• **Excerpt from a dataset**:
----------

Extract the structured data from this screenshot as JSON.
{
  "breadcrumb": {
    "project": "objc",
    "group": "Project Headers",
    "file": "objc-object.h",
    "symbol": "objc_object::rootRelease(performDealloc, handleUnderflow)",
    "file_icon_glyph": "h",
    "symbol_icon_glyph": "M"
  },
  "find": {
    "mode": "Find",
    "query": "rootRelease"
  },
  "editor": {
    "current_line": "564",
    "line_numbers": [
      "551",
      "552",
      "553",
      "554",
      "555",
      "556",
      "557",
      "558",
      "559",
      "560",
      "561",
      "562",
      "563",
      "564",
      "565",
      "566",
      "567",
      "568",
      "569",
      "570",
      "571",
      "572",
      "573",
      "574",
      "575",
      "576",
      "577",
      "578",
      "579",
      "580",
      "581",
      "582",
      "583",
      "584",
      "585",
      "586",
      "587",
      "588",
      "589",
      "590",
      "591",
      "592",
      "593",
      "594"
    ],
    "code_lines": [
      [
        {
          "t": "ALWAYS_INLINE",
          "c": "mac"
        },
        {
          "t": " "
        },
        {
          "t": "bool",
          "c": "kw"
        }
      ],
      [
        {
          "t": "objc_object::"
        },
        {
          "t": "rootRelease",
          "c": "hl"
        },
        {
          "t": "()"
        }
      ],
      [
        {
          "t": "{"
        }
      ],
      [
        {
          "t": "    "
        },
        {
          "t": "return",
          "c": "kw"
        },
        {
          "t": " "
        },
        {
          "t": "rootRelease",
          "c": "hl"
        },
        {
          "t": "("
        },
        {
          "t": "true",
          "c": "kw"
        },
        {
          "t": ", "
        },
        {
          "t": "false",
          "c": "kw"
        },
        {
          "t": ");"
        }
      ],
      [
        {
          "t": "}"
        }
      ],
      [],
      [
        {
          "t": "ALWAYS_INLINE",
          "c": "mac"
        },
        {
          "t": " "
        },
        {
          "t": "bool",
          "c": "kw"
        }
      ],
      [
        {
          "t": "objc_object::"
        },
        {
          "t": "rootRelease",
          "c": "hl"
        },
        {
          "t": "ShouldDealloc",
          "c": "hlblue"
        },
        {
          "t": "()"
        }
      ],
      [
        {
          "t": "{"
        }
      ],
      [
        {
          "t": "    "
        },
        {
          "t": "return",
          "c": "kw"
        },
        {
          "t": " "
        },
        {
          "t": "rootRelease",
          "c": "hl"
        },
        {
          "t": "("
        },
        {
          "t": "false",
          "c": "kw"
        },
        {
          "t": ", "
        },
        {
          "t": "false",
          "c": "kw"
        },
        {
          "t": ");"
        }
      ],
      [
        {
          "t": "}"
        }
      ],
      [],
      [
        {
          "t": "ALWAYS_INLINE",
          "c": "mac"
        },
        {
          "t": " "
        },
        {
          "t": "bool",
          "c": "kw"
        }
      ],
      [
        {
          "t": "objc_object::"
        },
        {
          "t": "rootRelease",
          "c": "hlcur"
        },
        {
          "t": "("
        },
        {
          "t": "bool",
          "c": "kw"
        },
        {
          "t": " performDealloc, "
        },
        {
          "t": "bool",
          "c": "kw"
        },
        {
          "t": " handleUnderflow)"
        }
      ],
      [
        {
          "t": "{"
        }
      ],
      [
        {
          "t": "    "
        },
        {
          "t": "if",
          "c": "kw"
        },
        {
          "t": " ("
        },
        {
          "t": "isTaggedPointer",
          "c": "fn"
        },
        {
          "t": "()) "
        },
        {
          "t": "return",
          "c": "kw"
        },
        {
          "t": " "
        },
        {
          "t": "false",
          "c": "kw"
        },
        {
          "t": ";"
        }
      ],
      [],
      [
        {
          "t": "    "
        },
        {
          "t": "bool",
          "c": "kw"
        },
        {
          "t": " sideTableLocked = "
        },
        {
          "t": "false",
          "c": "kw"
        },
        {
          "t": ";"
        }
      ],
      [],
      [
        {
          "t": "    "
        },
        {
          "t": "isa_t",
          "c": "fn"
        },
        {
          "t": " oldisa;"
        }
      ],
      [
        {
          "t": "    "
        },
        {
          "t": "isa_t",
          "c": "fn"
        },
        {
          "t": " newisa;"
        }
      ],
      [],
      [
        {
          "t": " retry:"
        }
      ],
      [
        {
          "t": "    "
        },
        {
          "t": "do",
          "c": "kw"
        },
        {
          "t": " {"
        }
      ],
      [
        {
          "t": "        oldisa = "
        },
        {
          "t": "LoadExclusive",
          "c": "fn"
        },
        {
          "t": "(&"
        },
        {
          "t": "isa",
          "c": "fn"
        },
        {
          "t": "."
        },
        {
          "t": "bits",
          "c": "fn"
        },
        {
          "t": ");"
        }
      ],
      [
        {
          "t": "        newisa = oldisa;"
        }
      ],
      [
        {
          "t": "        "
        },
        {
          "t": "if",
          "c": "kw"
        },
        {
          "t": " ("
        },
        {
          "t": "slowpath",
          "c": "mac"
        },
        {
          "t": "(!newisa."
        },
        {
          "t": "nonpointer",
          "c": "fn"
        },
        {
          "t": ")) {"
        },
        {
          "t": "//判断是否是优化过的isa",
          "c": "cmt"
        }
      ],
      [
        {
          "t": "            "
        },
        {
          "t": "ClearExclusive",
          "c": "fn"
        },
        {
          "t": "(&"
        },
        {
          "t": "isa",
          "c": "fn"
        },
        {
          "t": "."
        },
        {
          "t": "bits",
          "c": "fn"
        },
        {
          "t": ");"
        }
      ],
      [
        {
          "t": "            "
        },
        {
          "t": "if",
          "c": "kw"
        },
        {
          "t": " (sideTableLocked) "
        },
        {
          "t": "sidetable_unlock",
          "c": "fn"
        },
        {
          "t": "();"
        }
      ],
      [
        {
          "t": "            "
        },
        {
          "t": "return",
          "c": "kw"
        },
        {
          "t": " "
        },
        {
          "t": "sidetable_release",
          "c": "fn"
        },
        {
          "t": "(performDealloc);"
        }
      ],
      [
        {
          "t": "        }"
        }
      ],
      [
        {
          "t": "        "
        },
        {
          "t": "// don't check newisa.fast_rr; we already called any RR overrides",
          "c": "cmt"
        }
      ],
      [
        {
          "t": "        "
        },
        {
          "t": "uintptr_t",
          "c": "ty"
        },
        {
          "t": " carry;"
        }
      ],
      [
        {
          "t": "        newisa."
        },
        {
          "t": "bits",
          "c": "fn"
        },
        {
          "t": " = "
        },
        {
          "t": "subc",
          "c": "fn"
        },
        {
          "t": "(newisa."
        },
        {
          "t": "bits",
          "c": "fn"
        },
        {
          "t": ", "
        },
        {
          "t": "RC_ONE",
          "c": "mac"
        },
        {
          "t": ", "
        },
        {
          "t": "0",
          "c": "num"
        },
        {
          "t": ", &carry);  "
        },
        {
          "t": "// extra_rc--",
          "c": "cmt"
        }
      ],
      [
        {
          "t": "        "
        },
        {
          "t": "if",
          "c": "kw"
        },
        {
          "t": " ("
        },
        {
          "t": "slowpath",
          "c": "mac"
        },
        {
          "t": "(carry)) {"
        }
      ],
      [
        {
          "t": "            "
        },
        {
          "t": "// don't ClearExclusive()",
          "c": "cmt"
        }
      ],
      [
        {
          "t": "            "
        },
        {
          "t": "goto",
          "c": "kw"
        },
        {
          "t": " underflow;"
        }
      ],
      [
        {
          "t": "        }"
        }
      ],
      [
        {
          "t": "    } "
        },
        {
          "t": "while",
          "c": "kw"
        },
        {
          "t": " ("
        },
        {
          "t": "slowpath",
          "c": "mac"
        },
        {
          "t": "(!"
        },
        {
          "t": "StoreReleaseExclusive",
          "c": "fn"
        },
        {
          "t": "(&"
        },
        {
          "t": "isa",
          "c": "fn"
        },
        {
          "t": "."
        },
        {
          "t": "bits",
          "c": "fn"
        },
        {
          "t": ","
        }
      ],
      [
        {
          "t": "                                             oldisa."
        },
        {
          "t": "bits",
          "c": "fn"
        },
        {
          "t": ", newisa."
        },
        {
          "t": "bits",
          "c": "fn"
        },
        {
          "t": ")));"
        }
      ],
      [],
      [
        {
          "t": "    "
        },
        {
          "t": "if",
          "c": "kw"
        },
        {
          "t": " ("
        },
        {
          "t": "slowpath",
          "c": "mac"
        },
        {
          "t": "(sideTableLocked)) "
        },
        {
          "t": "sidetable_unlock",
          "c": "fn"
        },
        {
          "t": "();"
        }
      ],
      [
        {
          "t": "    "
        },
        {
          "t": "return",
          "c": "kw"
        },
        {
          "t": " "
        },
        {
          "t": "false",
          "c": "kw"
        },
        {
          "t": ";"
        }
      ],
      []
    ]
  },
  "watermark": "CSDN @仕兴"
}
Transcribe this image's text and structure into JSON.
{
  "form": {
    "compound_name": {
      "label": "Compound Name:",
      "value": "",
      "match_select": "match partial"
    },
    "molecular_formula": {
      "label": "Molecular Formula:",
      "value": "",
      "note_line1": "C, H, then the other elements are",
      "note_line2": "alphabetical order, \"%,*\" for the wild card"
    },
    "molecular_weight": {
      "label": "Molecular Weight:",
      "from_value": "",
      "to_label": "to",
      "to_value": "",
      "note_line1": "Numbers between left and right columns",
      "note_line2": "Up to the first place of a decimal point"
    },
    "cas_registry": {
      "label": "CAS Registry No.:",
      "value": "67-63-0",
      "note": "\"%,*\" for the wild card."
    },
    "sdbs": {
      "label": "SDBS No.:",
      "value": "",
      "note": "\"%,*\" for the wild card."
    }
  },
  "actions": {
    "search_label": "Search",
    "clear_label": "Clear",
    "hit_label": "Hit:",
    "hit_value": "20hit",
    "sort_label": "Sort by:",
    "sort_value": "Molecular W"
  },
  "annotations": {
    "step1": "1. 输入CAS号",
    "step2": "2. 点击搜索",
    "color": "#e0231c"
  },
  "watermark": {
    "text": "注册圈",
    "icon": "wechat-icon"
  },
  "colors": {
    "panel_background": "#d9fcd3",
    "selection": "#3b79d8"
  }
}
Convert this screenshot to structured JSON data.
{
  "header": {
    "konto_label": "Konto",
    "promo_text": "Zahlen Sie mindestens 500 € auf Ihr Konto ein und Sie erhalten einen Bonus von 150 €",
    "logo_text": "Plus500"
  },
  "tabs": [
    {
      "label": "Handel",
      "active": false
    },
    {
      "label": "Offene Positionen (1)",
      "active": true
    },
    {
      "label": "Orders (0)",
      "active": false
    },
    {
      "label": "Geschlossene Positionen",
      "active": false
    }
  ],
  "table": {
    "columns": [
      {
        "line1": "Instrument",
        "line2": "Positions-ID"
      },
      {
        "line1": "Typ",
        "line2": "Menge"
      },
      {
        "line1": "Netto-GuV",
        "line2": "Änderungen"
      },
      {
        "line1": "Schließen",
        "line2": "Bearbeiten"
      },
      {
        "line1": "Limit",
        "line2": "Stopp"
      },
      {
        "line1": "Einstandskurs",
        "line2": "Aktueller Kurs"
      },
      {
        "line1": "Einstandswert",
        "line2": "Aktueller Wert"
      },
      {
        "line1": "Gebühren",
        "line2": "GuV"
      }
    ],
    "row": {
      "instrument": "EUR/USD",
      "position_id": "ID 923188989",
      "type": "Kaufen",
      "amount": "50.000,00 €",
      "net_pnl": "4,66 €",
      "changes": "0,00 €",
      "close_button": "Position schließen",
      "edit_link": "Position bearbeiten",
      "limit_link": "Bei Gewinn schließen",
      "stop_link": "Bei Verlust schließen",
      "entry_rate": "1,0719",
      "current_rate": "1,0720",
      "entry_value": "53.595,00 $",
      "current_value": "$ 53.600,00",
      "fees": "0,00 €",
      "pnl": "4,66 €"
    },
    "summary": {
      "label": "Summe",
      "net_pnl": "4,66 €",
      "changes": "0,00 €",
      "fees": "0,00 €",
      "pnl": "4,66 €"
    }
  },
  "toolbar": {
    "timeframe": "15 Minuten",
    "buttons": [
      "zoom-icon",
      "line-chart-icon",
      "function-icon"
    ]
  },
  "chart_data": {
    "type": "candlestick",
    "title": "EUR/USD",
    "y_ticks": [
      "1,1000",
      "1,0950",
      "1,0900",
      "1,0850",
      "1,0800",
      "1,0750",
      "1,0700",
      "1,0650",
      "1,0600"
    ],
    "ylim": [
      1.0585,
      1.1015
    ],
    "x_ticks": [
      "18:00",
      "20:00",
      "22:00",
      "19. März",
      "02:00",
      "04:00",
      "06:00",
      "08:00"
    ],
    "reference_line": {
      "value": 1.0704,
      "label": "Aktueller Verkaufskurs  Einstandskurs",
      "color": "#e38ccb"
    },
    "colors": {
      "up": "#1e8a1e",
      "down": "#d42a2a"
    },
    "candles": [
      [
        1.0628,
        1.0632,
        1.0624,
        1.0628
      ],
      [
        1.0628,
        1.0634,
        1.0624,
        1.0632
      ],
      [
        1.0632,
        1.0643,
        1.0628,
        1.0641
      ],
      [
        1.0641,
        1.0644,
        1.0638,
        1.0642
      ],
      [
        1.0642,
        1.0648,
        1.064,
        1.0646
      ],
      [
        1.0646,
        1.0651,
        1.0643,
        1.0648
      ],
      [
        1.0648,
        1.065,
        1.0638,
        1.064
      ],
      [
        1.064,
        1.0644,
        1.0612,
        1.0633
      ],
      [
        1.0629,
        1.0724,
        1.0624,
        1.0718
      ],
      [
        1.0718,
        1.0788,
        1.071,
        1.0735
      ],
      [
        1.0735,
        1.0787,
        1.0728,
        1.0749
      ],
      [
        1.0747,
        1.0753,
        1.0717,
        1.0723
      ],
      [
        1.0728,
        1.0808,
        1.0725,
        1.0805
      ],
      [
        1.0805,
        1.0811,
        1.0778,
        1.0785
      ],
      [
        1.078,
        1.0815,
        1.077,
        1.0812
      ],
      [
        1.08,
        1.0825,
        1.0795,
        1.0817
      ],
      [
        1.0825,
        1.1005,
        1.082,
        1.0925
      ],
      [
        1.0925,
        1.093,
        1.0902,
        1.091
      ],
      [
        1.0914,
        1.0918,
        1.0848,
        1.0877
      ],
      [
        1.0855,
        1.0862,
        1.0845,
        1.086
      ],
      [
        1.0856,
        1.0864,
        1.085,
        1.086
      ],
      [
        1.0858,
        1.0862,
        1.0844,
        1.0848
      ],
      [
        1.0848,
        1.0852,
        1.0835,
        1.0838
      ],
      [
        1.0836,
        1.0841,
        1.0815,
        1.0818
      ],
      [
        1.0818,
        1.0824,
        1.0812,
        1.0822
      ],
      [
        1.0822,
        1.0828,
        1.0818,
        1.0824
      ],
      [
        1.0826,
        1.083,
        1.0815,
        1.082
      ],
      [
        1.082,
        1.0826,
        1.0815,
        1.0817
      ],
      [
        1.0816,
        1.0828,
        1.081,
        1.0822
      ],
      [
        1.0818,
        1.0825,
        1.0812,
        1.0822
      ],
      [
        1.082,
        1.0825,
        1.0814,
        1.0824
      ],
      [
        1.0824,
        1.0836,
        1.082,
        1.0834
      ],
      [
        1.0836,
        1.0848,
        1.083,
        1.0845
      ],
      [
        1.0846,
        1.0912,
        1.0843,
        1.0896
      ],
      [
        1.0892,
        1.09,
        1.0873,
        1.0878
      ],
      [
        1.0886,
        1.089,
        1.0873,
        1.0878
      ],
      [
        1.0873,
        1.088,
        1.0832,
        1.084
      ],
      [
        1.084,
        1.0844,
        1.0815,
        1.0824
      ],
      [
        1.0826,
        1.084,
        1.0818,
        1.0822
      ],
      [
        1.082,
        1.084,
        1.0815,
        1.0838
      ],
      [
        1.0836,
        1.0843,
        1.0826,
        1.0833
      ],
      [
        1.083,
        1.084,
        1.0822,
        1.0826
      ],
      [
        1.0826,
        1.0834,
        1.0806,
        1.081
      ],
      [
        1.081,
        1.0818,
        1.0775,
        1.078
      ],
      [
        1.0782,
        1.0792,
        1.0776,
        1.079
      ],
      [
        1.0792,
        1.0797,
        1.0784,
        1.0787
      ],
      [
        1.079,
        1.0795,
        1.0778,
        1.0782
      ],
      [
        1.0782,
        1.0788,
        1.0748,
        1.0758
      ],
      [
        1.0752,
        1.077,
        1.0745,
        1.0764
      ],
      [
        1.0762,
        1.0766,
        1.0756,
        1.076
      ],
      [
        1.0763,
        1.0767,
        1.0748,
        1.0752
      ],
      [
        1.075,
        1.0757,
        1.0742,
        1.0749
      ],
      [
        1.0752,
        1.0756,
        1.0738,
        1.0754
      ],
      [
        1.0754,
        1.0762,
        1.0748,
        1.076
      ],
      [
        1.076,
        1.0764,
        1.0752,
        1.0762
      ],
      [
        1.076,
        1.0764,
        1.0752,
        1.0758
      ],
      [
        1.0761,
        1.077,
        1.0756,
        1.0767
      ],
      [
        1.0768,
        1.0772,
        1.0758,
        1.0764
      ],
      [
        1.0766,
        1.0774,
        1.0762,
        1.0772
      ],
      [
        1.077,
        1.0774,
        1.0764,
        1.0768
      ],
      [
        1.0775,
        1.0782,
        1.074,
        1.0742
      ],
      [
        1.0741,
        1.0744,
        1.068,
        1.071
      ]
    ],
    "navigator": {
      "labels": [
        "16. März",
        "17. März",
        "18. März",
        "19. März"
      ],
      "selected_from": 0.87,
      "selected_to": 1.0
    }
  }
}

----------

• **Problem to work on**: Report how many lines in the records hold the word "oldisa", giving the number and nothing else.

• **Output of the task**: 4